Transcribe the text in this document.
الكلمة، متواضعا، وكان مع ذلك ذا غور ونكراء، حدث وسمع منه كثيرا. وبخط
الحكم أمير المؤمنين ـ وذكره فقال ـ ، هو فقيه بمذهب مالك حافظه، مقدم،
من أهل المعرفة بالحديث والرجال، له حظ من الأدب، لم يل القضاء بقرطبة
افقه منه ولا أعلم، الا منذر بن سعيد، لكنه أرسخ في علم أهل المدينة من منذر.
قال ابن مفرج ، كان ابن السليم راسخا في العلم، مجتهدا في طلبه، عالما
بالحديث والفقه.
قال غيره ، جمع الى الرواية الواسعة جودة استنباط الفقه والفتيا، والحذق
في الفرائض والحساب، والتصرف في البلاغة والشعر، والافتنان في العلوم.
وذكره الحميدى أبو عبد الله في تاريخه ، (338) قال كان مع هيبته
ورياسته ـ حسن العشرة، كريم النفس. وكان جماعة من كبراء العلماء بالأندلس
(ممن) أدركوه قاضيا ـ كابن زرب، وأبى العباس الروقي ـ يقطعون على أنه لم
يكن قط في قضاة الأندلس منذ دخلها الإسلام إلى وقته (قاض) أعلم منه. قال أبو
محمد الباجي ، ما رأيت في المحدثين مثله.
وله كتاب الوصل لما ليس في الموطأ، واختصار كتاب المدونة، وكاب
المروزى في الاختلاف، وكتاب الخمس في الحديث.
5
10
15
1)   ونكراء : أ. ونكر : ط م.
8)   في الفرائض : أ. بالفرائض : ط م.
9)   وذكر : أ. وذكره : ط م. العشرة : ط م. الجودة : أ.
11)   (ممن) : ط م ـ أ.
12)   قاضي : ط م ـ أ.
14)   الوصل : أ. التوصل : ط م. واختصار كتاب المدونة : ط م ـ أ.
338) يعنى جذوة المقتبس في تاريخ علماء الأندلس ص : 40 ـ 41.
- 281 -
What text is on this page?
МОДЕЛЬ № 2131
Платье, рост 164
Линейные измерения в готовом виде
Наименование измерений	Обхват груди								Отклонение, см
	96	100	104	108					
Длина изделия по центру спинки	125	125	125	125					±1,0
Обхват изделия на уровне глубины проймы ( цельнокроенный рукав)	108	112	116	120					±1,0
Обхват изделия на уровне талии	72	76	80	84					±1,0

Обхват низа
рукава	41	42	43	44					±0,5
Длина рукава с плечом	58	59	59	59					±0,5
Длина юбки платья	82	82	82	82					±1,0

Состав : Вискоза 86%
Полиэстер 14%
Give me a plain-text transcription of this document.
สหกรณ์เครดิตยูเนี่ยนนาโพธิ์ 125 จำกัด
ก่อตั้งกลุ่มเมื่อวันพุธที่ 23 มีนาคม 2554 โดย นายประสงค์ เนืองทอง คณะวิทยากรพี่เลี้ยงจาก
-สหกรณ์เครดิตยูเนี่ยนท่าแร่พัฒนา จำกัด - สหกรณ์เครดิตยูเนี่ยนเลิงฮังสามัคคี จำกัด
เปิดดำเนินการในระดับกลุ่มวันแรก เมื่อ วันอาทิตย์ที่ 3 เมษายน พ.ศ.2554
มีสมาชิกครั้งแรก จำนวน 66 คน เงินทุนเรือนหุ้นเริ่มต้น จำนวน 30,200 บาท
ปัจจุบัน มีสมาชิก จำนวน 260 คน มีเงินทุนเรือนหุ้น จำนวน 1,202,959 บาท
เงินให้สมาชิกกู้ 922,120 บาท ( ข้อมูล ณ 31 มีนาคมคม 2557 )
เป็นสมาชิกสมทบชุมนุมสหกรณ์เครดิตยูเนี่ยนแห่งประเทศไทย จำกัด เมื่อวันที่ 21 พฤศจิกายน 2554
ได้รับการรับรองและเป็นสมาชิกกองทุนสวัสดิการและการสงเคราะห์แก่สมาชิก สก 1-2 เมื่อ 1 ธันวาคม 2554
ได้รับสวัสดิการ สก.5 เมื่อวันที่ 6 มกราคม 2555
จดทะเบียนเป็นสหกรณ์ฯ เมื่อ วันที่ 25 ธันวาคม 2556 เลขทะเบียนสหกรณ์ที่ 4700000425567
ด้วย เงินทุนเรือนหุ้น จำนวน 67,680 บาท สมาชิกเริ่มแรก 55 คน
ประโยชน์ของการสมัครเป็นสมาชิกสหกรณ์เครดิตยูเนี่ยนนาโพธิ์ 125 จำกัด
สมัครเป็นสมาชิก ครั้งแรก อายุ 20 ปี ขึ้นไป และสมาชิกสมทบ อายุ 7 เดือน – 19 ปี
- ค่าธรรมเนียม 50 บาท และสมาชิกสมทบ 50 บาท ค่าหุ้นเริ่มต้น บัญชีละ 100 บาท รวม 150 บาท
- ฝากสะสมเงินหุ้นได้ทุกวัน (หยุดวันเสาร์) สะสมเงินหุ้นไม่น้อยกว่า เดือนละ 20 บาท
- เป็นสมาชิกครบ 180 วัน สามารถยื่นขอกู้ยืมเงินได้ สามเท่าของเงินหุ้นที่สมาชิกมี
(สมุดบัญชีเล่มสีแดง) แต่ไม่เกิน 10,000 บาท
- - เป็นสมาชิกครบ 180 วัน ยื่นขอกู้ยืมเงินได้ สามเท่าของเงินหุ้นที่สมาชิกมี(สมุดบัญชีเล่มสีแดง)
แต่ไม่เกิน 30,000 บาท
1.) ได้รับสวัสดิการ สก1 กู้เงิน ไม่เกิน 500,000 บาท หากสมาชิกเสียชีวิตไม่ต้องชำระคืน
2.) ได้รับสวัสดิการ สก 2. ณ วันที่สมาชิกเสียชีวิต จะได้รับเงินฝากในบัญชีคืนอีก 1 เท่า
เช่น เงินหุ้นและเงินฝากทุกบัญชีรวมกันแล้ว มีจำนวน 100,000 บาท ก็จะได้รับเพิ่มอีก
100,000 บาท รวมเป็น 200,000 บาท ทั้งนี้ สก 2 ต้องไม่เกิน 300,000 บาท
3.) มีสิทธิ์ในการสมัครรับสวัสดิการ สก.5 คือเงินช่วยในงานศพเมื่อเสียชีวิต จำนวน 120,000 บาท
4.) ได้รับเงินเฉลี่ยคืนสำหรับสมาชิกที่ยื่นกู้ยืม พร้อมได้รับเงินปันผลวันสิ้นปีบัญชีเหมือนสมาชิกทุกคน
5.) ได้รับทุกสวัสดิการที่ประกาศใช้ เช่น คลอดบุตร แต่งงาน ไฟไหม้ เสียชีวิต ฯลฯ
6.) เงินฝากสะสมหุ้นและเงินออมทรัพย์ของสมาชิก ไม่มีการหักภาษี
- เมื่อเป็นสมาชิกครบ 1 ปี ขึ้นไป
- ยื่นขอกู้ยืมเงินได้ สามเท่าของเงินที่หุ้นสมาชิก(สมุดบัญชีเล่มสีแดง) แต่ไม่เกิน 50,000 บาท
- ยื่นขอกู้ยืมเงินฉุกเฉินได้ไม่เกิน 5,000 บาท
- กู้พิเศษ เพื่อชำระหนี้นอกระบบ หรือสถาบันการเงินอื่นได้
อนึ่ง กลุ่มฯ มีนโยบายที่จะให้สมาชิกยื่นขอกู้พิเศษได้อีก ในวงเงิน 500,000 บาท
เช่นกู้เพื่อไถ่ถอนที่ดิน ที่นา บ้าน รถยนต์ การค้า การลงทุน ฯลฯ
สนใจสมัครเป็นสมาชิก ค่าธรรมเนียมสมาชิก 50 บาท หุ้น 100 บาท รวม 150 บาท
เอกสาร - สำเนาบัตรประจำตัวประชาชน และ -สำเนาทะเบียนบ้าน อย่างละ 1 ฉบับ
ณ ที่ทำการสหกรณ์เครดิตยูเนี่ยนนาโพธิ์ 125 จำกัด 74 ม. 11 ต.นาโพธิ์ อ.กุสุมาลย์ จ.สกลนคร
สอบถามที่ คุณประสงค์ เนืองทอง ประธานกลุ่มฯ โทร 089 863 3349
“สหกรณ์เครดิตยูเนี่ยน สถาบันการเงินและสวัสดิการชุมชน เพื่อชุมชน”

━━━━━━━━

→ **JOB**
Where a line contains the string "Длина", extract that line.

→ **SOLUTION TO THIS PROBLEM**
Длина изделия по центру спинки	125	125	125	125					±1,0
Длина рукава с плечом	58	59	59	59					±0,5
Длина юбки платья	82	82	82	82					±1,0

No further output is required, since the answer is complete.